Please quote the material exactly, every line of it.

** Start DATA FOR PROCESSING **

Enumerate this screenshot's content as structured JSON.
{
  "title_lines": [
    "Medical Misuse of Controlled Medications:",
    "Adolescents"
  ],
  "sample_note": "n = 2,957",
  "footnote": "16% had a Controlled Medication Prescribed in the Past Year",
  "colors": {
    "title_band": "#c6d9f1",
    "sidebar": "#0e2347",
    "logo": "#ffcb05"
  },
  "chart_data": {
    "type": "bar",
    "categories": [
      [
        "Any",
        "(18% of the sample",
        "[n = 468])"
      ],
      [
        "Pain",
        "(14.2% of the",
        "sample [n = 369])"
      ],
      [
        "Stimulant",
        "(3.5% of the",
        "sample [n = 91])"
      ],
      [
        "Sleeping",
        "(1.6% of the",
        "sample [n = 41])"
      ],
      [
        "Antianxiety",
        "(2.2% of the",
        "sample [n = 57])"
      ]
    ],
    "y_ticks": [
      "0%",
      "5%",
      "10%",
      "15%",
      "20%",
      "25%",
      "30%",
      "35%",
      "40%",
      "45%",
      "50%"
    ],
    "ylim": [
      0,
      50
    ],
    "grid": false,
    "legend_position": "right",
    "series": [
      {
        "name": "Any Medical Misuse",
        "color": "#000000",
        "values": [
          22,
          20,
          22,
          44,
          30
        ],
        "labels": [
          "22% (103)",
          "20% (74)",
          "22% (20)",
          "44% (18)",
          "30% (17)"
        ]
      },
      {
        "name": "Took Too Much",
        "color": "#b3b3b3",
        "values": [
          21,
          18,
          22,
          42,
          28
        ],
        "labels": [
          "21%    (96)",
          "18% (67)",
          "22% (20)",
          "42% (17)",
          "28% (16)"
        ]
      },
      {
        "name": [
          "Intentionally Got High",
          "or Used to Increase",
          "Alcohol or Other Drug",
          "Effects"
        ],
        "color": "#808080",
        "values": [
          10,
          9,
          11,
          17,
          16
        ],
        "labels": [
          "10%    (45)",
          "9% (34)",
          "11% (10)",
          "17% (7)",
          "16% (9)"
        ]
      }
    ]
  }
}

** End DATA FOR PROCESSING **

## RESPONSE
Enumerate this screenshot's content as structured JSON.
{
  "title_lines": [
    "Medical Misuse of Controlled Medications:",
    "Adolescents"
  ],
  "sample_note": "n = 2,957",
  "footnote": "16% had a Controlled Medication Prescribed in the Past Year",
  "colors": {
    "title_band": "#c6d9f1",
    "sidebar": "#0e2347",
    "logo": "#ffcb05"
  },
  "chart_data": {
    "type": "bar",
    "categories": [
      [
        "Any",
        "(18% of the sample",
        "[n = 468])"
      ],
      [
        "Pain",
        "(14.2% of the",
        "sample [n = 369])"
      ],
      [
        "Stimulant",
        "(3.5% of the",
        "sample [n = 91])"
      ],
      [
        "Sleeping",
        "(1.6% of the",
        "sample [n = 41])"
      ],
      [
        "Antianxiety",
        "(2.2% of the",
        "sample [n = 57])"
      ]
    ],
    "y_ticks": [
      "0%",
      "5%",
      "10%",
      "15%",
      "20%",
      "25%",
      "30%",
      "35%",
      "40%",
      "45%",
      "50%"
    ],
    "ylim": [
      0,
      50
    ],
    "grid": false,
    "legend_position": "right",
    "series": [
      {
        "name": "Any Medical Misuse",
        "color": "#000000",
        "values": [
          22,
          20,
          22,
          44,
          30
        ],
        "labels": [
          "22% (103)",
          "20% (74)",
          "22% (20)",
          "44% (18)",
          "30% (17)"
        ]
      },
      {
        "name": "Took Too Much",
        "color": "#b3b3b3",
        "values": [
          21,
          18,
          22,
          42,
          28
        ],
        "labels": [
          "21%    (96)",
          "18% (67)",
          "22% (20)",
          "42% (17)",
          "28% (16)"
        ]
      },
      {
        "name": [
          "Intentionally Got High",
          "or Used to Increase",
          "Alcohol or Other Drug",
          "Effects"
        ],
        "color": "#808080",
        "values": [
          10,
          9,
          11,
          17,
          16
        ],
        "labels": [
          "10%    (45)",
          "9% (34)",
          "11% (10)",
          "17% (7)",
          "16% (9)"
        ]
      }
    ]
  }
}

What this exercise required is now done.